* start MATERIAL FOR THIS TASK *
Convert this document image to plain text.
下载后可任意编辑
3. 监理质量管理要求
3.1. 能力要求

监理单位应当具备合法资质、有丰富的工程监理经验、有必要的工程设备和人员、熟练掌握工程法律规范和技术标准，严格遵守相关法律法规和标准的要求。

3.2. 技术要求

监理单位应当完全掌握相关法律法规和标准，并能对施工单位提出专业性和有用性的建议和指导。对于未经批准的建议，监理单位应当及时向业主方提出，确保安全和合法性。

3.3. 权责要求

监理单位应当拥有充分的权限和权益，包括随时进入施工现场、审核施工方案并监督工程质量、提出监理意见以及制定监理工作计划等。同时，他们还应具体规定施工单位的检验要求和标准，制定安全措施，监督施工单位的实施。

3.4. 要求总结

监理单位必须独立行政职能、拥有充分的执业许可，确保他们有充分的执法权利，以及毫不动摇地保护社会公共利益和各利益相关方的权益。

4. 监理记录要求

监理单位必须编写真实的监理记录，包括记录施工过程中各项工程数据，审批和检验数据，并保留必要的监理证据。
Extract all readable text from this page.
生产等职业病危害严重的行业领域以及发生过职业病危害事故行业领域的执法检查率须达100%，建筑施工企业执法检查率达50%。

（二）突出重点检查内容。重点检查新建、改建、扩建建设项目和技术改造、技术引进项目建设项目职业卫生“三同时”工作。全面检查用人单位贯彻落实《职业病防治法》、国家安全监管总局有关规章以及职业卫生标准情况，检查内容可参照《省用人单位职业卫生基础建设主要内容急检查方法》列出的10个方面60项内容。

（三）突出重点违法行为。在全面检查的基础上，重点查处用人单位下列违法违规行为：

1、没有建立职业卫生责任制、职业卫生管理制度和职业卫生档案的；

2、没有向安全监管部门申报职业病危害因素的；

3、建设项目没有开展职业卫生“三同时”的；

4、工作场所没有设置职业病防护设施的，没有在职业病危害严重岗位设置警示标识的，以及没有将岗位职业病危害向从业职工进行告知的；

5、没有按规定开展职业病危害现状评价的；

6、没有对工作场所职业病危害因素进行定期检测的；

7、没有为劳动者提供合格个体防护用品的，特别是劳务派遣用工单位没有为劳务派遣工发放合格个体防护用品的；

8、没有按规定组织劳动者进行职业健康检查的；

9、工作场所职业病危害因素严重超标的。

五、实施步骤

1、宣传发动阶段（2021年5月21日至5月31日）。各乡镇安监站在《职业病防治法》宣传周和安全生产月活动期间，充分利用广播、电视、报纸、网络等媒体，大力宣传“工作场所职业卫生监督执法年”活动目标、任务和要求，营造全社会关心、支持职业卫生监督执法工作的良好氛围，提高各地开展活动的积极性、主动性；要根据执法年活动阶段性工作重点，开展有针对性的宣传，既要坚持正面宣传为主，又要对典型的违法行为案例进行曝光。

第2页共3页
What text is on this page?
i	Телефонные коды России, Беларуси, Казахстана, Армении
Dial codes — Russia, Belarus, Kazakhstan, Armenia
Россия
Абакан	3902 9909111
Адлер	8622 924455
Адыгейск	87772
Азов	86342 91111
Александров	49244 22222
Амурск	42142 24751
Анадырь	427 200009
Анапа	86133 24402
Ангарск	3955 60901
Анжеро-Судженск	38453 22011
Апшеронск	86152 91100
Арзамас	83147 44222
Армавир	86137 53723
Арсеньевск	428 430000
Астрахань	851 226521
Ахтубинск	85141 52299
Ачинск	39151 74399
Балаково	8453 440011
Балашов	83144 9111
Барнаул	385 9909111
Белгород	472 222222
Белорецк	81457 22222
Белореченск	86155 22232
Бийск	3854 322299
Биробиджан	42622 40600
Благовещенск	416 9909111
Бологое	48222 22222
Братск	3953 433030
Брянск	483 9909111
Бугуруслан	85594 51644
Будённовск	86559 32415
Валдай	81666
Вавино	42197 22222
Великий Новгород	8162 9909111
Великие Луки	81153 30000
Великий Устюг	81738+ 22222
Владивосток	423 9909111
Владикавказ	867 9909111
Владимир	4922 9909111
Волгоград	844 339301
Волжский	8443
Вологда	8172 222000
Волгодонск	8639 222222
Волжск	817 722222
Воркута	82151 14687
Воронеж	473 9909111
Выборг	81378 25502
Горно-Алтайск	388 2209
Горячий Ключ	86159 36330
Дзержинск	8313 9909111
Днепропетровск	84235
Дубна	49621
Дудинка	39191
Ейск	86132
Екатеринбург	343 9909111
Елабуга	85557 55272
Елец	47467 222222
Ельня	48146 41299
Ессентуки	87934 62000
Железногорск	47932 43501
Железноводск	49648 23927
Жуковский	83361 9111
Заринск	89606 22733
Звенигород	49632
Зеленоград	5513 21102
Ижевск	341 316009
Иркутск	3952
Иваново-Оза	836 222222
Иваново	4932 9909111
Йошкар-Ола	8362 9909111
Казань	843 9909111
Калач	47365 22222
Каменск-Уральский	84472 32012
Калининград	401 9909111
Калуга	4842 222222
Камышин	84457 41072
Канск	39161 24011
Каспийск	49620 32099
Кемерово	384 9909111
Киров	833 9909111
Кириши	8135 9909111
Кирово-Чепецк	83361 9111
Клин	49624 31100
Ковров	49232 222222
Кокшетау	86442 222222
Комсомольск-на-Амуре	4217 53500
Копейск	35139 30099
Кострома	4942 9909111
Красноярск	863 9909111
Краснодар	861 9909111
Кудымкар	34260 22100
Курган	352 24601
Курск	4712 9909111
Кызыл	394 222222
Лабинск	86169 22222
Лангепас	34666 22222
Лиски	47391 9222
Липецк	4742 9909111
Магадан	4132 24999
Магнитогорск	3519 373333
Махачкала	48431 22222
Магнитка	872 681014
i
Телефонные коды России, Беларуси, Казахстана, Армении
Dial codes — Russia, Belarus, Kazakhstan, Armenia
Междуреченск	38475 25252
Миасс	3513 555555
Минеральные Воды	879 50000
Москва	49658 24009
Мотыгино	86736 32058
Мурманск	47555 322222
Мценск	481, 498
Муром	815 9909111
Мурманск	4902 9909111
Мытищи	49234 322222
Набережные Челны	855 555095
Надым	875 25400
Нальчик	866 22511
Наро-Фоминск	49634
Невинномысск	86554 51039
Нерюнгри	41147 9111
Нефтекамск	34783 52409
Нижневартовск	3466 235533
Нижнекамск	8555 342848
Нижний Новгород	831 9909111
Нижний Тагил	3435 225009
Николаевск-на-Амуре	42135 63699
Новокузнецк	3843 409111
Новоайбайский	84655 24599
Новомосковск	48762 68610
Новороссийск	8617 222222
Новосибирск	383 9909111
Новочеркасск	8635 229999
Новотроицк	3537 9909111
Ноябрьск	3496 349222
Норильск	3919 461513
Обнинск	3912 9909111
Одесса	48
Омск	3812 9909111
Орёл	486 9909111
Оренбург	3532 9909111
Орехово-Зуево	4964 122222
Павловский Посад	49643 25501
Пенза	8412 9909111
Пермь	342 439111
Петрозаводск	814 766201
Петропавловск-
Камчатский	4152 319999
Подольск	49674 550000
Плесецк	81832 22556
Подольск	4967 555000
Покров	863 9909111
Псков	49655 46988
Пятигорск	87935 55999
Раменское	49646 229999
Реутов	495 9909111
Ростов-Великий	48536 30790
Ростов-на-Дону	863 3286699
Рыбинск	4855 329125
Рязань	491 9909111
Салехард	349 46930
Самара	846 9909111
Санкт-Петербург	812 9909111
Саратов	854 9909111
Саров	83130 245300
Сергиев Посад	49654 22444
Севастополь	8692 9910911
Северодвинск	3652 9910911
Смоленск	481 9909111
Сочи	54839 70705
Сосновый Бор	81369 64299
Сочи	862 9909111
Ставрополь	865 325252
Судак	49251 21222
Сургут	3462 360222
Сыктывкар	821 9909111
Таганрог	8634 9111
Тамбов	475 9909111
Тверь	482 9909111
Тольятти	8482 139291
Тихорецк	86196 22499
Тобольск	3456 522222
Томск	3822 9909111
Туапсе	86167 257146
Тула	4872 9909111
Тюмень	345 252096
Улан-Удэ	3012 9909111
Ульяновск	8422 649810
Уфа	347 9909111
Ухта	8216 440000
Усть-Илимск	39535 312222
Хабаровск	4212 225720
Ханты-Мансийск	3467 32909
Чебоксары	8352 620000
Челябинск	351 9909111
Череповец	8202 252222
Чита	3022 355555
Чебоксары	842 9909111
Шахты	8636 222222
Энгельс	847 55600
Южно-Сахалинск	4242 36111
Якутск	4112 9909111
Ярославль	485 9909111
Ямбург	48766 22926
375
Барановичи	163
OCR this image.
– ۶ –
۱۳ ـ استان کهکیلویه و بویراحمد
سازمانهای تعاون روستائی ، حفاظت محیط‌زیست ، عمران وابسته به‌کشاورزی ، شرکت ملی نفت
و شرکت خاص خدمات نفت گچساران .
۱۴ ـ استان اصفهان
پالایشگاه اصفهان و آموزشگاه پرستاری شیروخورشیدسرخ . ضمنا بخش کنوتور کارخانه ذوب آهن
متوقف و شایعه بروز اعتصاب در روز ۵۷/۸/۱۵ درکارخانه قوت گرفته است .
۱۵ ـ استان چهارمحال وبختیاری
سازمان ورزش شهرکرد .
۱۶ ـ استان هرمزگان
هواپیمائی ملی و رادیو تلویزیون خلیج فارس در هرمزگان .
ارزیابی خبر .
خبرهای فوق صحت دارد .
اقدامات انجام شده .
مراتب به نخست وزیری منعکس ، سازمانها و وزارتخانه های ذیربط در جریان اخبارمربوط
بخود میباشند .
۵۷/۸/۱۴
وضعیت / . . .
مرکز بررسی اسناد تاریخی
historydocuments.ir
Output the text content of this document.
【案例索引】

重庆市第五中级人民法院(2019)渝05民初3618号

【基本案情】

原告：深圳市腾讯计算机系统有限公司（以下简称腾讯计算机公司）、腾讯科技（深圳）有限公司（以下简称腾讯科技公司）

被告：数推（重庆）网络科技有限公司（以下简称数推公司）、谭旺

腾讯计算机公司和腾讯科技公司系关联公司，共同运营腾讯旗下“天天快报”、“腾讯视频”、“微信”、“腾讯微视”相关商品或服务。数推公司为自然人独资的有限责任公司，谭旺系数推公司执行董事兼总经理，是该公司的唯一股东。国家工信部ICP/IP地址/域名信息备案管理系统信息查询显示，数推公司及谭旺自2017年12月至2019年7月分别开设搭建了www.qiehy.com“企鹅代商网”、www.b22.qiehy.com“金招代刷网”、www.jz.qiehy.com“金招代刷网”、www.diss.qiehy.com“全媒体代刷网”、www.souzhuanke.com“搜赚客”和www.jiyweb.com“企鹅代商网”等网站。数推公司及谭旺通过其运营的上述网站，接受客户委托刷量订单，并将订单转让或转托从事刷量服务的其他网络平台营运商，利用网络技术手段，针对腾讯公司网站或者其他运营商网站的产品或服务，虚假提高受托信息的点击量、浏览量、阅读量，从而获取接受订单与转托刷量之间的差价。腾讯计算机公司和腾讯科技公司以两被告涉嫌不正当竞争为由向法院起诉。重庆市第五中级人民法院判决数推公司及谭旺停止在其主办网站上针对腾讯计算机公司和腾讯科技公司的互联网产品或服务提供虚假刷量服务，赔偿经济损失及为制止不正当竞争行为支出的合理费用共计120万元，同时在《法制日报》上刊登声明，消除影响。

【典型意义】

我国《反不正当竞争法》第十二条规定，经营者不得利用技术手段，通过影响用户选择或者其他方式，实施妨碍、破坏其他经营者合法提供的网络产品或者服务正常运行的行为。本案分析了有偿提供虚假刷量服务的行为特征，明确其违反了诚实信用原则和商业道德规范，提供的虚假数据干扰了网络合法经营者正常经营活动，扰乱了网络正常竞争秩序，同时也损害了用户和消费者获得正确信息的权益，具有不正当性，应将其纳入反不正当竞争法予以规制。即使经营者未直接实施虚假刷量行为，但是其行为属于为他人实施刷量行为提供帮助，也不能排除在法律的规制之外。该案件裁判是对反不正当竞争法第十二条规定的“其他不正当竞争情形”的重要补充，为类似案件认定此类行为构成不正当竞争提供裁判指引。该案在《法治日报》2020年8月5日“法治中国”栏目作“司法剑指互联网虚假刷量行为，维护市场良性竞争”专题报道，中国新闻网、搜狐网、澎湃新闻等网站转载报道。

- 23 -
* end MATERIAL FOR THIS TASK *
◆ **STATED TASK**
Locate the line with "Output the text content of this document." in the entries above; extract it and every line after it, verbatim.

◆ **ANSWER**
Output the text content of this document.
【案例索引】

重庆市第五中级人民法院(2019)渝05民初3618号

【基本案情】

原告：深圳市腾讯计算机系统有限公司（以下简称腾讯计算机公司）、腾讯科技（深圳）有限公司（以下简称腾讯科技公司）

被告：数推（重庆）网络科技有限公司（以下简称数推公司）、谭旺

腾讯计算机公司和腾讯科技公司系关联公司，共同运营腾讯旗下“天天快报”、“腾讯视频”、“微信”、“腾讯微视”相关商品或服务。数推公司为自然人独资的有限责任公司，谭旺系数推公司执行董事兼总经理，是该公司的唯一股东。国家工信部ICP/IP地址/域名信息备案管理系统信息查询显示，数推公司及谭旺自2017年12月至2019年7月分别开设搭建了www.qiehy.com“企鹅代商网”、www.b22.qiehy.com“金招代刷网”、www.jz.qiehy.com“金招代刷网”、www.diss.qiehy.com“全媒体代刷网”、www.souzhuanke.com“搜赚客”和www.jiyweb.com“企鹅代商网”等网站。数推公司及谭旺通过其运营的上述网站，接受客户委托刷量订单，并将订单转让或转托从事刷量服务的其他网络平台营运商，利用网络技术手段，针对腾讯公司网站或者其他运营商网站的产品或服务，虚假提高受托信息的点击量、浏览量、阅读量，从而获取接受订单与转托刷量之间的差价。腾讯计算机公司和腾讯科技公司以两被告涉嫌不正当竞争为由向法院起诉。重庆市第五中级人民法院判决数推公司及谭旺停止在其主办网站上针对腾讯计算机公司和腾讯科技公司的互联网产品或服务提供虚假刷量服务，赔偿经济损失及为制止不正当竞争行为支出的合理费用共计120万元，同时在《法制日报》上刊登声明，消除影响。

【典型意义】

我国《反不正当竞争法》第十二条规定，经营者不得利用技术手段，通过影响用户选择或者其他方式，实施妨碍、破坏其他经营者合法提供的网络产品或者服务正常运行的行为。本案分析了有偿提供虚假刷量服务的行为特征，明确其违反了诚实信用原则和商业道德规范，提供的虚假数据干扰了网络合法经营者正常经营活动，扰乱了网络正常竞争秩序，同时也损害了用户和消费者获得正确信息的权益，具有不正当性，应将其纳入反不正当竞争法予以规制。即使经营者未直接实施虚假刷量行为，但是其行为属于为他人实施刷量行为提供帮助，也不能排除在法律的规制之外。该案件裁判是对反不正当竞争法第十二条规定的“其他不正当竞争情形”的重要补充，为类似案件认定此类行为构成不正当竞争提供裁判指引。该案在《法治日报》2020年8月5日“法治中国”栏目作“司法剑指互联网虚假刷量行为，维护市场良性竞争”专题报道，中国新闻网、搜狐网、澎湃新闻等网站转载报道。

- 23 -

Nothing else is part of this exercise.